-- PROBLEM DESCRIPTION --
Below are the entries; count the lines in them that contain the word "data" and give only the number.

-- GIVEN RECORDS --
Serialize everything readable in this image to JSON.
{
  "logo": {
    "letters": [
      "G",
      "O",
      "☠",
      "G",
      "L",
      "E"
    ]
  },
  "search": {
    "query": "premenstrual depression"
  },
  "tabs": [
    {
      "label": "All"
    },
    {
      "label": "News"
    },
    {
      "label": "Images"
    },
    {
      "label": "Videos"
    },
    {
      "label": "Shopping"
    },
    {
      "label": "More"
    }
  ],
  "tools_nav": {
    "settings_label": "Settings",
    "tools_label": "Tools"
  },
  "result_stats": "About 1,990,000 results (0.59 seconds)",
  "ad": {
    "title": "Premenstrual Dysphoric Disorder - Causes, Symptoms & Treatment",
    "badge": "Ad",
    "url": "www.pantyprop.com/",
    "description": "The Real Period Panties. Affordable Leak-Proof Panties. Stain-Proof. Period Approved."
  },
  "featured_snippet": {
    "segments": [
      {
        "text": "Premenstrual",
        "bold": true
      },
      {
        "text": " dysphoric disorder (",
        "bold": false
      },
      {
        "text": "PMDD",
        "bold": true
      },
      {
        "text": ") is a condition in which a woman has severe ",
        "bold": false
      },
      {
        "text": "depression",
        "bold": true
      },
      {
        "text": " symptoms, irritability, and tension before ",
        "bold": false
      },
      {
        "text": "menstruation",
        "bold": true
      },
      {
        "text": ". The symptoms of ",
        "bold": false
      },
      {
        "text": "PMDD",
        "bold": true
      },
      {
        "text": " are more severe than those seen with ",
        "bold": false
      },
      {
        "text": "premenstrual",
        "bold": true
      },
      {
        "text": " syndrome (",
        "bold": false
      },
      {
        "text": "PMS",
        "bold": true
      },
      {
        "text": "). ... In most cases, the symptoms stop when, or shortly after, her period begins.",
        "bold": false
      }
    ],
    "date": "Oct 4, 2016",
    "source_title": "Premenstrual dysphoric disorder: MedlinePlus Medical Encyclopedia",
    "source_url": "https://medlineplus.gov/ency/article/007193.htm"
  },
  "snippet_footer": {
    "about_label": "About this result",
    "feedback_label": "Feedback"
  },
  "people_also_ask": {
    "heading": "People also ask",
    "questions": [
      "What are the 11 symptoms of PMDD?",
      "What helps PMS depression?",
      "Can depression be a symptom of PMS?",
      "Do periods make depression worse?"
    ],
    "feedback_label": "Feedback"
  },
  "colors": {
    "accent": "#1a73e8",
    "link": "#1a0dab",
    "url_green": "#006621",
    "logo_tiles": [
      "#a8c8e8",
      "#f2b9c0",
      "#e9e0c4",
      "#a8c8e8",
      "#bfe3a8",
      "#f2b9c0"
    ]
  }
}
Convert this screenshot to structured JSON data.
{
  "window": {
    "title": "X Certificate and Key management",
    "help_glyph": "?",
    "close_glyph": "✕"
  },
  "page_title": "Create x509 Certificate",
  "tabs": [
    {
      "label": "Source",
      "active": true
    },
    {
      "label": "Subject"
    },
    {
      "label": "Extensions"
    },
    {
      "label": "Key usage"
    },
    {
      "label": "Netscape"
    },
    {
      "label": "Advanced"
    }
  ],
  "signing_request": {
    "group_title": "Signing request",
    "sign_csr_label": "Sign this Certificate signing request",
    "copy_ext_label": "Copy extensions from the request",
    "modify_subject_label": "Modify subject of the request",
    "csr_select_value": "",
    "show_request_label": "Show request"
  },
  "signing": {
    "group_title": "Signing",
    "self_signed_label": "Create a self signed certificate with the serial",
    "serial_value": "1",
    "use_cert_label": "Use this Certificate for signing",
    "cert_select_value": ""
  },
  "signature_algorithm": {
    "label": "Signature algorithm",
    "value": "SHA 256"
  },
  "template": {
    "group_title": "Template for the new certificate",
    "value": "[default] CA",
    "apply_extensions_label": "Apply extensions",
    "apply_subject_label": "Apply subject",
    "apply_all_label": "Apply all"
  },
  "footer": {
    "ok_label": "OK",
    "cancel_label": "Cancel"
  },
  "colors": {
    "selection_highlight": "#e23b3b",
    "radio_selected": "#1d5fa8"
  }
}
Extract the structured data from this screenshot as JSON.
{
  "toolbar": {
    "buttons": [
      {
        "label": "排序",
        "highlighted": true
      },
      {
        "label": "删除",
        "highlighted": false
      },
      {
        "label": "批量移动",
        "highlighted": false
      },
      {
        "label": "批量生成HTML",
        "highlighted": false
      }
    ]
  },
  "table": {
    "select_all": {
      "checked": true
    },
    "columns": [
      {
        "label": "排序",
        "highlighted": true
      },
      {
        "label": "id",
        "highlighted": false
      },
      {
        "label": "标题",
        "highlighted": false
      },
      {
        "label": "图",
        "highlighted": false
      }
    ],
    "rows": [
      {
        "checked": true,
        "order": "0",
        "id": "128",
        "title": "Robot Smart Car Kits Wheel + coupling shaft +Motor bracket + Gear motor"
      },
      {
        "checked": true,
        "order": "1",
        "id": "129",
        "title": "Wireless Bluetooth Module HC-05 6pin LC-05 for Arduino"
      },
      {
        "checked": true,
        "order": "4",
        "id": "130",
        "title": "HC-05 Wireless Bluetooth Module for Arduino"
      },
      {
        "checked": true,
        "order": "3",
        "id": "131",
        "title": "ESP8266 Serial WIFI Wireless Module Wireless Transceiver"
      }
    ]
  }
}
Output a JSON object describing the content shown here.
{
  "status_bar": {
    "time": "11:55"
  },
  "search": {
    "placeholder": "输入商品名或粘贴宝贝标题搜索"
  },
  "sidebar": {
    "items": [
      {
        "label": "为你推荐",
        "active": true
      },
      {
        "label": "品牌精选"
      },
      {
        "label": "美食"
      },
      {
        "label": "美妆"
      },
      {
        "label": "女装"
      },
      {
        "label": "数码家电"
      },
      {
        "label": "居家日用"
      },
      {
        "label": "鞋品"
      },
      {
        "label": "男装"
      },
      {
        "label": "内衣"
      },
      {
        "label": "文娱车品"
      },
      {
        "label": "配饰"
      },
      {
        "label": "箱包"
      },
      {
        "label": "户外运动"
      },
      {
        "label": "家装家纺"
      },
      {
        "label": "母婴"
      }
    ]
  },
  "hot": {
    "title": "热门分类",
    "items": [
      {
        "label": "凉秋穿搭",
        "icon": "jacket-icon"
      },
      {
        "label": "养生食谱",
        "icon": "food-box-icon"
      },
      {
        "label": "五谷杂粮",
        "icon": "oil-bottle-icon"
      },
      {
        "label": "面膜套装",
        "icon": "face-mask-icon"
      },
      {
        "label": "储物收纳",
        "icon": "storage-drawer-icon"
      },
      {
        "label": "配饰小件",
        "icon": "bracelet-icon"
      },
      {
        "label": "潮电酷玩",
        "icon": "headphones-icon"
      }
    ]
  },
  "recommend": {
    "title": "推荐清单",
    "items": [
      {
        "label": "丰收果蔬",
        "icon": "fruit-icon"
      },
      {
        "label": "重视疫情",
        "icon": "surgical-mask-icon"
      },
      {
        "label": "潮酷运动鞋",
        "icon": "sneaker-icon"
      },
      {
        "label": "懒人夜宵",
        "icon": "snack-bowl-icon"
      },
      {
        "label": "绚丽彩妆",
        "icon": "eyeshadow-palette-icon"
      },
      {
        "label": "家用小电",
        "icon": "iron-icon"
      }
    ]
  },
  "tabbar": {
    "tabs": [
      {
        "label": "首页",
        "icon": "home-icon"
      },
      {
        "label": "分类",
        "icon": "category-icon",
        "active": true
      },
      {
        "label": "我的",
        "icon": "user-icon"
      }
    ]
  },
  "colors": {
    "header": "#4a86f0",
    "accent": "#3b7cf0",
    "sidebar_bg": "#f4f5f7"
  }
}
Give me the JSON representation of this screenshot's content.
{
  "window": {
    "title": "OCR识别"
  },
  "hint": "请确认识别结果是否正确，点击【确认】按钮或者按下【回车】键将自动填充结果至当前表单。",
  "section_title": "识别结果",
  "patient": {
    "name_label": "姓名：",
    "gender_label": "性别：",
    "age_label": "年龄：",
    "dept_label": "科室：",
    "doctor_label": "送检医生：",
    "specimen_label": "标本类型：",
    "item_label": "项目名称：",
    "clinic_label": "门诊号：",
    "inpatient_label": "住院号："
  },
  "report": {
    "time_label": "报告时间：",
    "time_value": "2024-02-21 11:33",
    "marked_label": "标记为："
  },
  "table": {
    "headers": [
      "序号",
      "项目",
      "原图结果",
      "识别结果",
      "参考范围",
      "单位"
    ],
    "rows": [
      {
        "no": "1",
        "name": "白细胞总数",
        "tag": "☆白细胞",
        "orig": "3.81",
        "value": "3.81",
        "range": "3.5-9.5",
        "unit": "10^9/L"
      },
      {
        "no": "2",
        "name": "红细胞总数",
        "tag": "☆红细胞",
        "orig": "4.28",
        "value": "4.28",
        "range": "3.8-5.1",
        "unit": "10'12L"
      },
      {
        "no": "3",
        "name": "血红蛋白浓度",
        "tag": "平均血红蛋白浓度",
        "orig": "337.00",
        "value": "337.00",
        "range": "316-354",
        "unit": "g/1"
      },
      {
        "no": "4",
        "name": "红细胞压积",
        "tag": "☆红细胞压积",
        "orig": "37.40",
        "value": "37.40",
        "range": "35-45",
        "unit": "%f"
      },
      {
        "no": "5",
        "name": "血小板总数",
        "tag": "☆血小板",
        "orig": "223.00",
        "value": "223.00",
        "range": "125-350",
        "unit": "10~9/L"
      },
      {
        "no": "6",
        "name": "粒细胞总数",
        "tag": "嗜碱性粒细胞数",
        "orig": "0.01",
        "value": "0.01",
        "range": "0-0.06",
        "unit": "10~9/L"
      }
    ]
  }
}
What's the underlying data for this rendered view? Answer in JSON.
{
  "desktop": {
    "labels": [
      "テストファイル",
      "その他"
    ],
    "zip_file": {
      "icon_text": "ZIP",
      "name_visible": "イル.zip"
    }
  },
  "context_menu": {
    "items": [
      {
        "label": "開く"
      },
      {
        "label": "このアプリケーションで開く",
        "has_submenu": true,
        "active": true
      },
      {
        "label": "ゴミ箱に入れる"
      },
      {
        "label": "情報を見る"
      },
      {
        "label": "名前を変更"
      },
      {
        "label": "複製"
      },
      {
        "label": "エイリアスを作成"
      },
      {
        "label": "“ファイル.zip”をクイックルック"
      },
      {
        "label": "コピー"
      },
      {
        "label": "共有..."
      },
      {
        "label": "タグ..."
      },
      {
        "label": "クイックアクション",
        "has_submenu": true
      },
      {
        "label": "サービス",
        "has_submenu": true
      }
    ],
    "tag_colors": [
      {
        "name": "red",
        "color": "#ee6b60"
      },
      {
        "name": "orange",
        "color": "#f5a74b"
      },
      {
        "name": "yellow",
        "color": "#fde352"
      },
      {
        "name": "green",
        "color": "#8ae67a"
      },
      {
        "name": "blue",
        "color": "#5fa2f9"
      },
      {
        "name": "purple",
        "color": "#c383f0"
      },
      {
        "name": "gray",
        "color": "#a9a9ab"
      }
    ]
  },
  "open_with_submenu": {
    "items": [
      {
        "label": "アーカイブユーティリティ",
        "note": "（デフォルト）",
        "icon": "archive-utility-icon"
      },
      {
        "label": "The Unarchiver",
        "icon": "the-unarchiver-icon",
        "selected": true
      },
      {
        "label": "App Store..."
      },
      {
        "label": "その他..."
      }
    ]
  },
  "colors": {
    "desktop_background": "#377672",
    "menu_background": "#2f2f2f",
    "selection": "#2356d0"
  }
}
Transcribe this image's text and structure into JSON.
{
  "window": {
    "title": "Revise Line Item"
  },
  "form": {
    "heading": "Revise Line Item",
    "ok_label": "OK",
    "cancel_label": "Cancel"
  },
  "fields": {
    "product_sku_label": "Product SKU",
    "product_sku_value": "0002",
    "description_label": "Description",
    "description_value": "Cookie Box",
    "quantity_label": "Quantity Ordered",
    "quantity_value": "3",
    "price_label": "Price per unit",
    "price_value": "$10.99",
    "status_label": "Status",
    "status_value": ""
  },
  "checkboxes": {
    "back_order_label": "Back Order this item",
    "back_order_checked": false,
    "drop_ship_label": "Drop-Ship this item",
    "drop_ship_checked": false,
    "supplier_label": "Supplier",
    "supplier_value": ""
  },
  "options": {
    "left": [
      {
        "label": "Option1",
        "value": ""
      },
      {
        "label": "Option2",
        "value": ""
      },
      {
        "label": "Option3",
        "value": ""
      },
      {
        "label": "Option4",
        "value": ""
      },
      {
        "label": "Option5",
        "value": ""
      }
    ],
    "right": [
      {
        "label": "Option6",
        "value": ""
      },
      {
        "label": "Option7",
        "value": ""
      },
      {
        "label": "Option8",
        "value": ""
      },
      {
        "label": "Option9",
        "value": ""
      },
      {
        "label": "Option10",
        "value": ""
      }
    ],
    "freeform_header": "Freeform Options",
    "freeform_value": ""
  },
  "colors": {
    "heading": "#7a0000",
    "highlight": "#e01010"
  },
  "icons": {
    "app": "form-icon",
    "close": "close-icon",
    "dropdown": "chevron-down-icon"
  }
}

-- TASK SOLUTION --
3